- **To do**:
Count every line that has the word "position". Give the number, without anything more.

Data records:
══════════════════════════════
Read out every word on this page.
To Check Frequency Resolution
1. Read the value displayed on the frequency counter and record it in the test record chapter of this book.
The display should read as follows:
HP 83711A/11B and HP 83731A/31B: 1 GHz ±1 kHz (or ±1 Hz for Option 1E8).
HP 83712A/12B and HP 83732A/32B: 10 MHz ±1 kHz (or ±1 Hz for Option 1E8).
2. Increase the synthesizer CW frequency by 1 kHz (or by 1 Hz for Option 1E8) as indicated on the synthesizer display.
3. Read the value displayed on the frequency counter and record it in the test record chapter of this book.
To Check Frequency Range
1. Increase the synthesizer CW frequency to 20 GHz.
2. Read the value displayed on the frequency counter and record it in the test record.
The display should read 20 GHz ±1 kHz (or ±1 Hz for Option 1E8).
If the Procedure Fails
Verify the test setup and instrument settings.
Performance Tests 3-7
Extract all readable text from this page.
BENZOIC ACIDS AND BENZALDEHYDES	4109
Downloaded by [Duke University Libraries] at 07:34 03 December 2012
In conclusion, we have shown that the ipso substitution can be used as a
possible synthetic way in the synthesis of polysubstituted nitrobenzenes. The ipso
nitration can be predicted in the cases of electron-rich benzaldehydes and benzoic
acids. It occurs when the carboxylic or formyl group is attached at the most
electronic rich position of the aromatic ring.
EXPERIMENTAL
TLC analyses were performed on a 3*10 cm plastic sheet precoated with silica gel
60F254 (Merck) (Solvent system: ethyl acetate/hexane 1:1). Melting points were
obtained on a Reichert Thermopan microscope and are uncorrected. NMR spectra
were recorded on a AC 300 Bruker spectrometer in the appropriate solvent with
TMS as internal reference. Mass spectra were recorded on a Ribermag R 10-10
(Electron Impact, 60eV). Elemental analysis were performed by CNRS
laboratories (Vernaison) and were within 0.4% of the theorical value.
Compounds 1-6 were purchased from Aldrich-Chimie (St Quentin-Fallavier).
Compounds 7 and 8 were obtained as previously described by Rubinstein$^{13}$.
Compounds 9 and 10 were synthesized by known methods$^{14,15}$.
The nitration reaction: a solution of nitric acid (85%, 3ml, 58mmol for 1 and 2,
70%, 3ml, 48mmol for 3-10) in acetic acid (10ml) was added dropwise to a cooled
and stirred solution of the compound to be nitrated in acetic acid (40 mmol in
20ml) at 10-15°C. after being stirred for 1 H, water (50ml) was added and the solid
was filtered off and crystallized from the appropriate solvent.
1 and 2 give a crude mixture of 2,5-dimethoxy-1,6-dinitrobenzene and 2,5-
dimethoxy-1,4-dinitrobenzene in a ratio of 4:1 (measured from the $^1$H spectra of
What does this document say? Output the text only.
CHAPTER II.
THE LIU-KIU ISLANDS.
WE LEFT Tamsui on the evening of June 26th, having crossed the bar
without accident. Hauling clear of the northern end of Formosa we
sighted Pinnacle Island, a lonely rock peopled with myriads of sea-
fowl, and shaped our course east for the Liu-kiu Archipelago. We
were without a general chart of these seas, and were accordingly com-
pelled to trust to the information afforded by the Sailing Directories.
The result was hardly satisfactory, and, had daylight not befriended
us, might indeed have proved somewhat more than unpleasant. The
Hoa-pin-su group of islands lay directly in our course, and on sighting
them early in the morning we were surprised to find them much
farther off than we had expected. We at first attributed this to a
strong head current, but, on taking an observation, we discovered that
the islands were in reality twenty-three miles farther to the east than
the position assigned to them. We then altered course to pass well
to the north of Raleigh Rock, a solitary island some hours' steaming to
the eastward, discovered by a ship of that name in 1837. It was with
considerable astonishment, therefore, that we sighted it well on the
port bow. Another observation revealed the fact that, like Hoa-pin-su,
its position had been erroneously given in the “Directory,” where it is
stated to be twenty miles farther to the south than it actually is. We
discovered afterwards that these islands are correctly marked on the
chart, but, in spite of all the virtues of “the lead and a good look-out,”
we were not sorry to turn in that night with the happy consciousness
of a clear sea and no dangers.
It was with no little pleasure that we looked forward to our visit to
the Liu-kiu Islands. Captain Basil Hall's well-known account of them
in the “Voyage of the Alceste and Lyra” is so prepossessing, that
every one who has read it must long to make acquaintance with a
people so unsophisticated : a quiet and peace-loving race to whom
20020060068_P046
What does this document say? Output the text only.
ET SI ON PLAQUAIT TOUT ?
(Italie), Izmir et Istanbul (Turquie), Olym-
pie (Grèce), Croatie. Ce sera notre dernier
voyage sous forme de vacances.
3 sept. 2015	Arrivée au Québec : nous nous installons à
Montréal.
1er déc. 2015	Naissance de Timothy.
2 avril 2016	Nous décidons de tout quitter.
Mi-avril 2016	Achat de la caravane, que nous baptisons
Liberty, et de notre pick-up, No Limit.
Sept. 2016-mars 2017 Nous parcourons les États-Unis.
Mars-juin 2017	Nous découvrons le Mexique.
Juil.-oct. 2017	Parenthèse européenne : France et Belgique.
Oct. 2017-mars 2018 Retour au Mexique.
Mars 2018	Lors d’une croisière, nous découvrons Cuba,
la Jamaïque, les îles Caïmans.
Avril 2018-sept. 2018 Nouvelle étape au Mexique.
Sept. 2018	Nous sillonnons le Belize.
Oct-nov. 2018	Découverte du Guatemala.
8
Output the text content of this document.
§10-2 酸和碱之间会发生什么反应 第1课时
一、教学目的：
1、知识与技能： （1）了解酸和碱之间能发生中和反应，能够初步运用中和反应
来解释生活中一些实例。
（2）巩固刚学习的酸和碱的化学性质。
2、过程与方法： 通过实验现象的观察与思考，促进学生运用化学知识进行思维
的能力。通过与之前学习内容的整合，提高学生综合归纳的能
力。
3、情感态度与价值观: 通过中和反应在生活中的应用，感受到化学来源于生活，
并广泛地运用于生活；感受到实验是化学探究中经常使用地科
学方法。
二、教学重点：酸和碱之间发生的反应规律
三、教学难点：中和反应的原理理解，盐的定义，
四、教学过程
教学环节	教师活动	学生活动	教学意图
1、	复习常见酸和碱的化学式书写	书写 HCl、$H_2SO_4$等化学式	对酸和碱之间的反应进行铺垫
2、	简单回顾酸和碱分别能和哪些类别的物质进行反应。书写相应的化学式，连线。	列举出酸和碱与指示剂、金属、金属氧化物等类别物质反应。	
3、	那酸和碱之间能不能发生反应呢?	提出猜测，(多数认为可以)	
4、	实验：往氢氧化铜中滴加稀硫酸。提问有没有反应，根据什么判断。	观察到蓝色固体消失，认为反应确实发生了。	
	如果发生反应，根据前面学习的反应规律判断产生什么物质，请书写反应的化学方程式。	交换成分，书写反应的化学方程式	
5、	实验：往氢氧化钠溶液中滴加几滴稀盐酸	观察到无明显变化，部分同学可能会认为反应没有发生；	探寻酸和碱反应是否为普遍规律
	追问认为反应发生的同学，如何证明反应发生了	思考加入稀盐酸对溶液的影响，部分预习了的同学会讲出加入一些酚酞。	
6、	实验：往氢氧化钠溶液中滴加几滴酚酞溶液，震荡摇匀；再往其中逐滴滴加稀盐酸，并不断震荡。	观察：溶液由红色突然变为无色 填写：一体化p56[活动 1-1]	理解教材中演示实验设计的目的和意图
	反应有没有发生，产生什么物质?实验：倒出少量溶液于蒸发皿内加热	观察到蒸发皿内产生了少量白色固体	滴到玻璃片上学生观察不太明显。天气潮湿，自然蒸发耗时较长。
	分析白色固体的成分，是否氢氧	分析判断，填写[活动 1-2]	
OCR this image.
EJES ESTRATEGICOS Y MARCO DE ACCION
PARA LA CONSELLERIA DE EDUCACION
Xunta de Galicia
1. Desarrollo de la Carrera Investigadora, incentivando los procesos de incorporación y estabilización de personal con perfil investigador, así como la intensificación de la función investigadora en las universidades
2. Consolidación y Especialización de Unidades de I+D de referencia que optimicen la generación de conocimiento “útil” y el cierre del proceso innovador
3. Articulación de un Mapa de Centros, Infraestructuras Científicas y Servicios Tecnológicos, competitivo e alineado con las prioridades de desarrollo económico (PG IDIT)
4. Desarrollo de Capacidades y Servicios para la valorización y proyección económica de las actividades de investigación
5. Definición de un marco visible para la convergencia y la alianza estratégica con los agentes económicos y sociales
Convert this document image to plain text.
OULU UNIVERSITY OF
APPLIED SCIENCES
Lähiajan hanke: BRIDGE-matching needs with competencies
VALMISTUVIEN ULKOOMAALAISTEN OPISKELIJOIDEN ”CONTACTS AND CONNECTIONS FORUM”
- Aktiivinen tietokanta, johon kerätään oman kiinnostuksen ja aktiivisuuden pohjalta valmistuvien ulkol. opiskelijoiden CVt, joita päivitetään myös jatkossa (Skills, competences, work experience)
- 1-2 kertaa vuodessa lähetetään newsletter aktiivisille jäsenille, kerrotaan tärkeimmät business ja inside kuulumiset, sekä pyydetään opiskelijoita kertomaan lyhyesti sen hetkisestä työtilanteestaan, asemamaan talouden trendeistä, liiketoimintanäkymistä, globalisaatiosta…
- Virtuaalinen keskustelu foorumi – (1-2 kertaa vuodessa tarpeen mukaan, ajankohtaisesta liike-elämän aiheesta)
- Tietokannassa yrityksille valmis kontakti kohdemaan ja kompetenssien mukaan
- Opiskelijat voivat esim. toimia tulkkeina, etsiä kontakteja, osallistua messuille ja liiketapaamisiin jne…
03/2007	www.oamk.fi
══════════════════════════════
- **Solution to the problem**:
3